**** Excerpted data ****

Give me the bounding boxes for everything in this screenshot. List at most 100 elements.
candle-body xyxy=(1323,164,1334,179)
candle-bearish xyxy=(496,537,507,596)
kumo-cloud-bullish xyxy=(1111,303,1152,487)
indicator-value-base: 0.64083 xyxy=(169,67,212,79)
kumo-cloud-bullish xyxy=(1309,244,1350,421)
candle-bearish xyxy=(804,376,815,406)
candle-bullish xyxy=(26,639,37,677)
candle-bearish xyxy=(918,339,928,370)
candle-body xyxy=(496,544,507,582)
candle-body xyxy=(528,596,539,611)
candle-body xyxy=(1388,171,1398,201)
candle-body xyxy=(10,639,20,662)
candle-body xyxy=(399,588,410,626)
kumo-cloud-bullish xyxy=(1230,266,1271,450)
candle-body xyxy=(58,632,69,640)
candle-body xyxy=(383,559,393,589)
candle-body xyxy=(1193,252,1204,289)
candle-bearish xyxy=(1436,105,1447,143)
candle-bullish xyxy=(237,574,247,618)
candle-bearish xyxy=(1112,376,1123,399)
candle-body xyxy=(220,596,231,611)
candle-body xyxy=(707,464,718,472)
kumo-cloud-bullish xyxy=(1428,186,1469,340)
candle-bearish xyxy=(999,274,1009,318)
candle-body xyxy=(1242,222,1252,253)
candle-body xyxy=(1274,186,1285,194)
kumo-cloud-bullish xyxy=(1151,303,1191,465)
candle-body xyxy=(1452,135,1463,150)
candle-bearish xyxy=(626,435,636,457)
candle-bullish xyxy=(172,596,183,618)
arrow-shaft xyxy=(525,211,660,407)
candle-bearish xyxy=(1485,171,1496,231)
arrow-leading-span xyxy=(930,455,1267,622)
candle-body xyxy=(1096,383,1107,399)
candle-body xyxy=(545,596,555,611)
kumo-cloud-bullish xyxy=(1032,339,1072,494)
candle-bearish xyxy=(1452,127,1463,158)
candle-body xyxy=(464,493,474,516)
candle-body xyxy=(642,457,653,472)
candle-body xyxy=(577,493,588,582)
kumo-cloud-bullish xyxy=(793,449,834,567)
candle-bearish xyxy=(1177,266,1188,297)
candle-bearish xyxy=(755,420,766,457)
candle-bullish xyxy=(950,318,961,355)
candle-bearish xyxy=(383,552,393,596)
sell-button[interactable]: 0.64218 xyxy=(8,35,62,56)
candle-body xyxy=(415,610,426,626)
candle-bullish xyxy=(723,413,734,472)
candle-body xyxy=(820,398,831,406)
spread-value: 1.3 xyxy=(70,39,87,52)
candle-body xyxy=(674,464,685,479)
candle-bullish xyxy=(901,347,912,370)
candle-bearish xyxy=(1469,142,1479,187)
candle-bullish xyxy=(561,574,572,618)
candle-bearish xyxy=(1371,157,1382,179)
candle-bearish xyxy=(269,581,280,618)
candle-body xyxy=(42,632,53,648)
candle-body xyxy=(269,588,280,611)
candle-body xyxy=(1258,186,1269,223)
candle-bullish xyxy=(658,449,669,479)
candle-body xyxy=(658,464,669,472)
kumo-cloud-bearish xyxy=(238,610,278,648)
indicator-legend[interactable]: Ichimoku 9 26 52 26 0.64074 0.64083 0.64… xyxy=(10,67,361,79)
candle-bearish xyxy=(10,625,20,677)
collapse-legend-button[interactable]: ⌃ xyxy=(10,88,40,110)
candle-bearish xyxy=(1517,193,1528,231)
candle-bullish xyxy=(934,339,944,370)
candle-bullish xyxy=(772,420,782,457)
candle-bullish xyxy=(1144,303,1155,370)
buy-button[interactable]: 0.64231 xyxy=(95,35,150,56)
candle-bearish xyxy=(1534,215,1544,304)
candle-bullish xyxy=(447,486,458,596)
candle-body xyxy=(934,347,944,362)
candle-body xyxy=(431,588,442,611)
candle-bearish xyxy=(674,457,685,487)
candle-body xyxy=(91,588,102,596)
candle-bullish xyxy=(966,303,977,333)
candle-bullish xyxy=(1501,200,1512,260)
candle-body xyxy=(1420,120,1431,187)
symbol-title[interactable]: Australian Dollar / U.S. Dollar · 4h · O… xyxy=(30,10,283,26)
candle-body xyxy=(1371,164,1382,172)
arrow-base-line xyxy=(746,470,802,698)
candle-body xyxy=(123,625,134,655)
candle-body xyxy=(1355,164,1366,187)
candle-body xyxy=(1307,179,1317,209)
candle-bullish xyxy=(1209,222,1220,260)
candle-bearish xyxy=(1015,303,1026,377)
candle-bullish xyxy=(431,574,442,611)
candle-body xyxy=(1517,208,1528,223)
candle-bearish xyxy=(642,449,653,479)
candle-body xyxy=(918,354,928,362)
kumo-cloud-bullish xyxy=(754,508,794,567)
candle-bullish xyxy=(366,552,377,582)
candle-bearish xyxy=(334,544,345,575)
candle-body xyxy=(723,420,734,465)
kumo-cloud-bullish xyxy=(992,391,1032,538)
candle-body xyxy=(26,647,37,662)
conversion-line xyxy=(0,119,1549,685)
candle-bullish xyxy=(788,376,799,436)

****
**** Excerpted data ****

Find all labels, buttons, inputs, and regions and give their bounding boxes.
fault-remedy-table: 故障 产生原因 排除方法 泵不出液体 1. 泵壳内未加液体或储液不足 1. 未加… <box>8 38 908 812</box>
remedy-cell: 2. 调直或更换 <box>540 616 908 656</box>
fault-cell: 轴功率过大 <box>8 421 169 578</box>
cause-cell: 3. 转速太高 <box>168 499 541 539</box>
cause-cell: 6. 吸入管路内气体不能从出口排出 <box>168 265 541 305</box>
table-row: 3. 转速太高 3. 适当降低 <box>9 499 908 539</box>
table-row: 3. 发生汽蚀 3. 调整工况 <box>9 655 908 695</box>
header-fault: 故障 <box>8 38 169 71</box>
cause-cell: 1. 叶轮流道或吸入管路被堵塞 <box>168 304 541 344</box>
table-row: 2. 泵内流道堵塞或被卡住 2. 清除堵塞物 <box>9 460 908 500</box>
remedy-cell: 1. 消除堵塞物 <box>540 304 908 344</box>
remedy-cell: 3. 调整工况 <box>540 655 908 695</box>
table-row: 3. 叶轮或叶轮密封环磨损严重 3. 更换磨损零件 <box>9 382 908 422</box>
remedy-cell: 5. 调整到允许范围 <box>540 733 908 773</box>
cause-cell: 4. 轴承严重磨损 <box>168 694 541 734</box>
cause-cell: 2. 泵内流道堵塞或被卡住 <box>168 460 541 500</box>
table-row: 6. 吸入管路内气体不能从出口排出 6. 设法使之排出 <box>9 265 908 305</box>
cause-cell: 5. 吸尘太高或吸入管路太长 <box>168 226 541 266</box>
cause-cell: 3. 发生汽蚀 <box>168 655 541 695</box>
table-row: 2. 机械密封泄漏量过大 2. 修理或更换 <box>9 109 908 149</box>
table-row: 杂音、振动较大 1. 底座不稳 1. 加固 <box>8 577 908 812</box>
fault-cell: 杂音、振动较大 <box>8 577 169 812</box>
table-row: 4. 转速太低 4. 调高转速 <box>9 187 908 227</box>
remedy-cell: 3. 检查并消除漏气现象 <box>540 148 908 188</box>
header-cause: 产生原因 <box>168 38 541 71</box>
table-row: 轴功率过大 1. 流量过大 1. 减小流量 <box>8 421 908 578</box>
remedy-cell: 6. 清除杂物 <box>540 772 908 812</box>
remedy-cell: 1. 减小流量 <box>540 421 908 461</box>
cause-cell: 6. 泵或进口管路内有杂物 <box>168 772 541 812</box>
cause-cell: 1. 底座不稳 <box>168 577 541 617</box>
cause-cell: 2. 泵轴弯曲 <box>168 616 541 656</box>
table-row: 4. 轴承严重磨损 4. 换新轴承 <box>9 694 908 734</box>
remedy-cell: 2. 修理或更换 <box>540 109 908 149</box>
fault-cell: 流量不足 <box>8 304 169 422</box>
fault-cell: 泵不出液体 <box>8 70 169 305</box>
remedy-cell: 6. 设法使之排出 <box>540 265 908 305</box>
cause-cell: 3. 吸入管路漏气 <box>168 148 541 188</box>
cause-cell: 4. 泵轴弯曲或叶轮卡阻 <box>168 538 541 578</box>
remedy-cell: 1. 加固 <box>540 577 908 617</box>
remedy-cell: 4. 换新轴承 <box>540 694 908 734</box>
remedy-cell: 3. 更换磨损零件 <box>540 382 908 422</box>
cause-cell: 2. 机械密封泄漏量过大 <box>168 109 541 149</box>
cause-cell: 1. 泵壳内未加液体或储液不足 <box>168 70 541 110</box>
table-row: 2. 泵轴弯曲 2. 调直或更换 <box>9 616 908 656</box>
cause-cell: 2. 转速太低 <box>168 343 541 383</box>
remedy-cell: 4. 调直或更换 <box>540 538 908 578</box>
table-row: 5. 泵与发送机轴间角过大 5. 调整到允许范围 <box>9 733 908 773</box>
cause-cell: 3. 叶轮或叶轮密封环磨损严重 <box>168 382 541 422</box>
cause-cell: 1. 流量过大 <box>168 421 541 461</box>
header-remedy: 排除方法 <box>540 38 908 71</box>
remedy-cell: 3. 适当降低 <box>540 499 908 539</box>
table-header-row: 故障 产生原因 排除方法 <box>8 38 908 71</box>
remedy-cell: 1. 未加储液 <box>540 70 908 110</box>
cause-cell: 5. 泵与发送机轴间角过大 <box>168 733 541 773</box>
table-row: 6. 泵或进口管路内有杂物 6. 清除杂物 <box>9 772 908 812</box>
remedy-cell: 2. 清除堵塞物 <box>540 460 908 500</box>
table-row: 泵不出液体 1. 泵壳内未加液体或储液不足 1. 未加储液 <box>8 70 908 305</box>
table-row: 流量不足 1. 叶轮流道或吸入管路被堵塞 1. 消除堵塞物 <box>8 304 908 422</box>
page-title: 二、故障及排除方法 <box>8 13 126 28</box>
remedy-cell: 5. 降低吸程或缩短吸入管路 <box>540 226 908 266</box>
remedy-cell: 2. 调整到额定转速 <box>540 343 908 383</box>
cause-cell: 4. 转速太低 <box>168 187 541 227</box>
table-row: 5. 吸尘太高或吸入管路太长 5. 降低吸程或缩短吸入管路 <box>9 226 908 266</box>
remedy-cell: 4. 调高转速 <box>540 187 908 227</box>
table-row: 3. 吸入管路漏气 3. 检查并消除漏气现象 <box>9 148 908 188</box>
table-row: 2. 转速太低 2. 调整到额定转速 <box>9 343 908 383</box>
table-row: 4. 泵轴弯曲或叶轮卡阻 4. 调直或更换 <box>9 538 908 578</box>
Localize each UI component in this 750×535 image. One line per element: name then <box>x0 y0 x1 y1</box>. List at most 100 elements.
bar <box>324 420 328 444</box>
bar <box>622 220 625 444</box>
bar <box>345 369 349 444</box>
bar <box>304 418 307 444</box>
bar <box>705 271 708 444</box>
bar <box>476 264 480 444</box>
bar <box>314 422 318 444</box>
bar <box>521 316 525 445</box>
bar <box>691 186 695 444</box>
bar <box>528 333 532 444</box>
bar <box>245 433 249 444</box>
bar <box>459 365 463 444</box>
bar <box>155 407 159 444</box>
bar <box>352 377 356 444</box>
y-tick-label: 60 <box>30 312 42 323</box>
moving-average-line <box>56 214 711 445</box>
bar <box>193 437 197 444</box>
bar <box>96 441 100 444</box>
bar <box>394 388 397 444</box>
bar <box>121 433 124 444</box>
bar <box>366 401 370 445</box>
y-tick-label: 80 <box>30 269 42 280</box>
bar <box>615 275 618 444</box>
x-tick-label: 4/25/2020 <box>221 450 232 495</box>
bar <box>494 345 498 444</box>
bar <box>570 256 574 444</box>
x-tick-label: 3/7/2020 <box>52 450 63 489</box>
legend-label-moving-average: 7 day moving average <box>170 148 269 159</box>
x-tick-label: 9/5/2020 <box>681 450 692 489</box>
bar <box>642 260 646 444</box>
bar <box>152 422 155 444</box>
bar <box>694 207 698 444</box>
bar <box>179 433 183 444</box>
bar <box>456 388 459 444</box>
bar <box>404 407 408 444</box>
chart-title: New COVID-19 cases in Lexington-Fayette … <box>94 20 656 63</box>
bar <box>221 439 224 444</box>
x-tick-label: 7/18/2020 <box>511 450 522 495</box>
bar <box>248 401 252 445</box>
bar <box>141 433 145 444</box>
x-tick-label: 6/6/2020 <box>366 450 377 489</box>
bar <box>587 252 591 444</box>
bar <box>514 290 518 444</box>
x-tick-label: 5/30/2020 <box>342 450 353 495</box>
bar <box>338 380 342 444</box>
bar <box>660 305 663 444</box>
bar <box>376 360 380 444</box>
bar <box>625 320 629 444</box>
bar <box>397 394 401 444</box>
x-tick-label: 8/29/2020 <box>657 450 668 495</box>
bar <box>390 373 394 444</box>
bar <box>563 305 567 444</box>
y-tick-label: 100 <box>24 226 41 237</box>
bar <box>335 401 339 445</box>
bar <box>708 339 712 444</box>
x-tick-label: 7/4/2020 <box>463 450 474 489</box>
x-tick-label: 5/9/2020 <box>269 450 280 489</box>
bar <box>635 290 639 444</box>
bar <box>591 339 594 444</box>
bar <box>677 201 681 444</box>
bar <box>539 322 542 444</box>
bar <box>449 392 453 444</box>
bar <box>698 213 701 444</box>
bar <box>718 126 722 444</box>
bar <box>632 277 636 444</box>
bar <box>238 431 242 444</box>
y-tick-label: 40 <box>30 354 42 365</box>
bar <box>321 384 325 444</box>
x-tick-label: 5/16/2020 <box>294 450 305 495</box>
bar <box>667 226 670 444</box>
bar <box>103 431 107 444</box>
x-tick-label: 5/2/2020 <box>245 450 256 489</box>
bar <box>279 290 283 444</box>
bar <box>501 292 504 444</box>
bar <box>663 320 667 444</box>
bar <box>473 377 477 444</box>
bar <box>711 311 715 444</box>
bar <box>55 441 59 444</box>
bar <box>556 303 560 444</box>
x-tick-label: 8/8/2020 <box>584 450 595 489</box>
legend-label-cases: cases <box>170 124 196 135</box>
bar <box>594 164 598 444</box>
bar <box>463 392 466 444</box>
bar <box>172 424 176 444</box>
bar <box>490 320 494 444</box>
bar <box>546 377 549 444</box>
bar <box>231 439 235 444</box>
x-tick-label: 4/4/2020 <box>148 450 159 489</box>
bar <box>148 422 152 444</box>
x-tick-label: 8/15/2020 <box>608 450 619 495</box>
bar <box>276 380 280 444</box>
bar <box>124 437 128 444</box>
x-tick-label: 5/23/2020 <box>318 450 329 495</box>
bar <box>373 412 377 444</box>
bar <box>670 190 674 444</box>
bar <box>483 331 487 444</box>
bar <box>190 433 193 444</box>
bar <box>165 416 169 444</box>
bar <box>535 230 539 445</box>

****
**** Excerpted data ****

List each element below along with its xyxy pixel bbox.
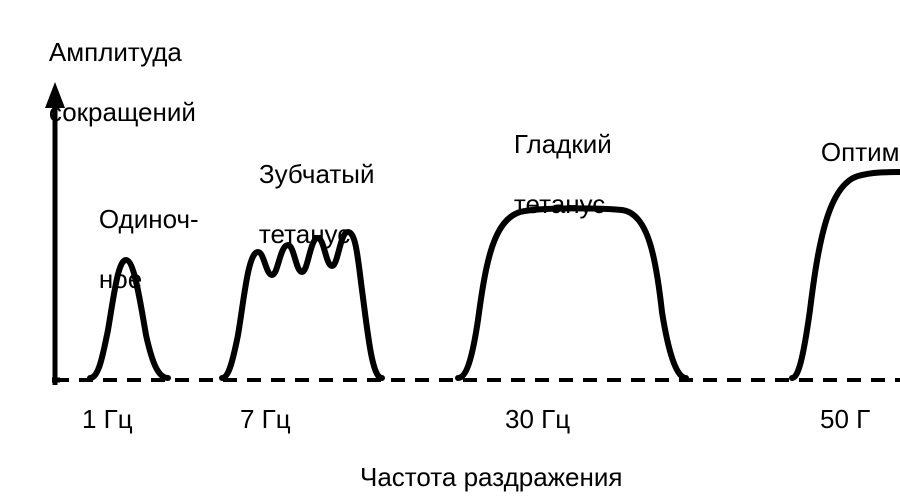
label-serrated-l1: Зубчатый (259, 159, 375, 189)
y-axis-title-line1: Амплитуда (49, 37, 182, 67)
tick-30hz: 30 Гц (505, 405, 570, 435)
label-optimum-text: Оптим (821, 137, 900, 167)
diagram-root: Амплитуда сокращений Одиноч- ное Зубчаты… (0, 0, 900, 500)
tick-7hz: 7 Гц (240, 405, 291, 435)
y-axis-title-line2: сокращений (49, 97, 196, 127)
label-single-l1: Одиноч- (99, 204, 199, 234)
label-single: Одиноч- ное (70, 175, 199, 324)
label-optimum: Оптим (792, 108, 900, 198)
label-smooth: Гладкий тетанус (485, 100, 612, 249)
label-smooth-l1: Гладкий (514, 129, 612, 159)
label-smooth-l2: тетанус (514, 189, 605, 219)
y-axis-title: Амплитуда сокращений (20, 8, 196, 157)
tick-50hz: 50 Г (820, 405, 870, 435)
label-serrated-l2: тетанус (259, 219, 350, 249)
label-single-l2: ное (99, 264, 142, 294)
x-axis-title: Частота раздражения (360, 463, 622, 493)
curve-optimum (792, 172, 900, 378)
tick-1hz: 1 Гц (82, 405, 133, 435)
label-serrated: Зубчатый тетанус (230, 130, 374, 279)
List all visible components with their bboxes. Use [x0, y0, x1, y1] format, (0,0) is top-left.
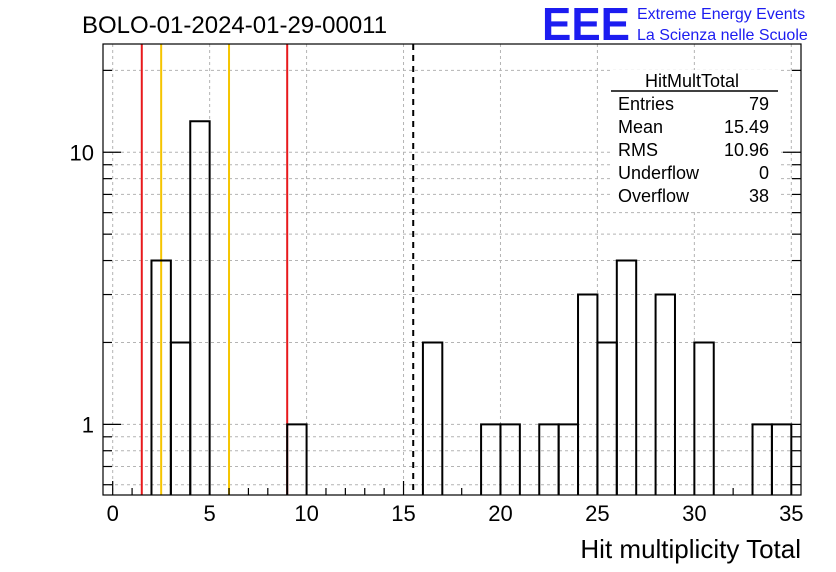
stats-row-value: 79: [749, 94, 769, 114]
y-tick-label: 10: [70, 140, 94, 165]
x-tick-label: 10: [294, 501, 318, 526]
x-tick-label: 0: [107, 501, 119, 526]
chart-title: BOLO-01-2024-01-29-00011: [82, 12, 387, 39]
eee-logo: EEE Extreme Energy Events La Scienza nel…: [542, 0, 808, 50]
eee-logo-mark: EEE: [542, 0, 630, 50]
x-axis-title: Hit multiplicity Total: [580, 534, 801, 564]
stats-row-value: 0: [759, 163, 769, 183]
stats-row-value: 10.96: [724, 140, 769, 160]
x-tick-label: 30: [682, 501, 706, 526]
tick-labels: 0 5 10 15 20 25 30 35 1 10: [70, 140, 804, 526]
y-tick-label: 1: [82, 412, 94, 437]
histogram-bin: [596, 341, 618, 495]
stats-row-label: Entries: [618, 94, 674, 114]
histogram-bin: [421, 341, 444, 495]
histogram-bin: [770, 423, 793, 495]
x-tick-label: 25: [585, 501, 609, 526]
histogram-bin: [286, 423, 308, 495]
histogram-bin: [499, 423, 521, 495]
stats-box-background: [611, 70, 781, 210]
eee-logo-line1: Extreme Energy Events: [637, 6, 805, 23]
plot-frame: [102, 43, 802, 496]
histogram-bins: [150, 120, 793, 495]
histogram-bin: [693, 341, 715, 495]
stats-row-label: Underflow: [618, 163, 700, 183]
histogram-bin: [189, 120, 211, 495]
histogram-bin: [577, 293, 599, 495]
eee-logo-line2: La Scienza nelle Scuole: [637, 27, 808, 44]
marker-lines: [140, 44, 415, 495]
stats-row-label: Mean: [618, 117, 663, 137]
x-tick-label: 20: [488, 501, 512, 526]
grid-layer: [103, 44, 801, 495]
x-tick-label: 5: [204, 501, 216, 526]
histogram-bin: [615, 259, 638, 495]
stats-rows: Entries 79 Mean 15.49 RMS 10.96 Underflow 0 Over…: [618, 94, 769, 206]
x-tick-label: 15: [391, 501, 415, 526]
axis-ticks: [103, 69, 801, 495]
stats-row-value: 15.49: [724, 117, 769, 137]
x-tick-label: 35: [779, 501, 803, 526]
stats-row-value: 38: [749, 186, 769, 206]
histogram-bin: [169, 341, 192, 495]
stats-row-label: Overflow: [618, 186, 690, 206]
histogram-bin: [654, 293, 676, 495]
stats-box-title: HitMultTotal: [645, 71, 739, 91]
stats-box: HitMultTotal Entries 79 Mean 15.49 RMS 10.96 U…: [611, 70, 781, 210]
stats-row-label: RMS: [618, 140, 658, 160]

****

## What to do
Pull out the lines of the records from the line with "label-serrated-l1: Зубчатый (259, 159, 375, 189)" up to and including the line with "List all visible", and copy them word for word.

## Final result
label-serrated-l1: Зубчатый (259, 159, 375, 189)
y-axis-title-line1: Амплитуда (49, 37, 182, 67)
tick-30hz: 30 Гц (505, 405, 570, 435)
label-optimum-text: Оптим (821, 137, 900, 167)
diagram-root: Амплитуда сокращений Одиноч- ное Зубчаты… (0, 0, 900, 500)
tick-7hz: 7 Гц (240, 405, 291, 435)
y-axis-title-line2: сокращений (49, 97, 196, 127)
label-single-l1: Одиноч- (99, 204, 199, 234)
label-single: Одиноч- ное (70, 175, 199, 324)
label-optimum: Оптим (792, 108, 900, 198)
label-smooth: Гладкий тетанус (485, 100, 612, 249)
label-smooth-l1: Гладкий (514, 129, 612, 159)
label-smooth-l2: тетанус (514, 189, 605, 219)
y-axis-title: Амплитуда сокращений (20, 8, 196, 157)
tick-50hz: 50 Г (820, 405, 870, 435)
label-serrated-l2: тетанус (259, 219, 350, 249)
label-single-l2: ное (99, 264, 142, 294)
x-axis-title: Частота раздражения (360, 463, 622, 493)
curve-optimum (792, 172, 900, 378)
tick-1hz: 1 Гц (82, 405, 133, 435)
label-serrated: Зубчатый тетанус (230, 130, 374, 279)
List all visible components with their bboxes. Use [x0, y0, x1, y1] format, (0,0) is top-left.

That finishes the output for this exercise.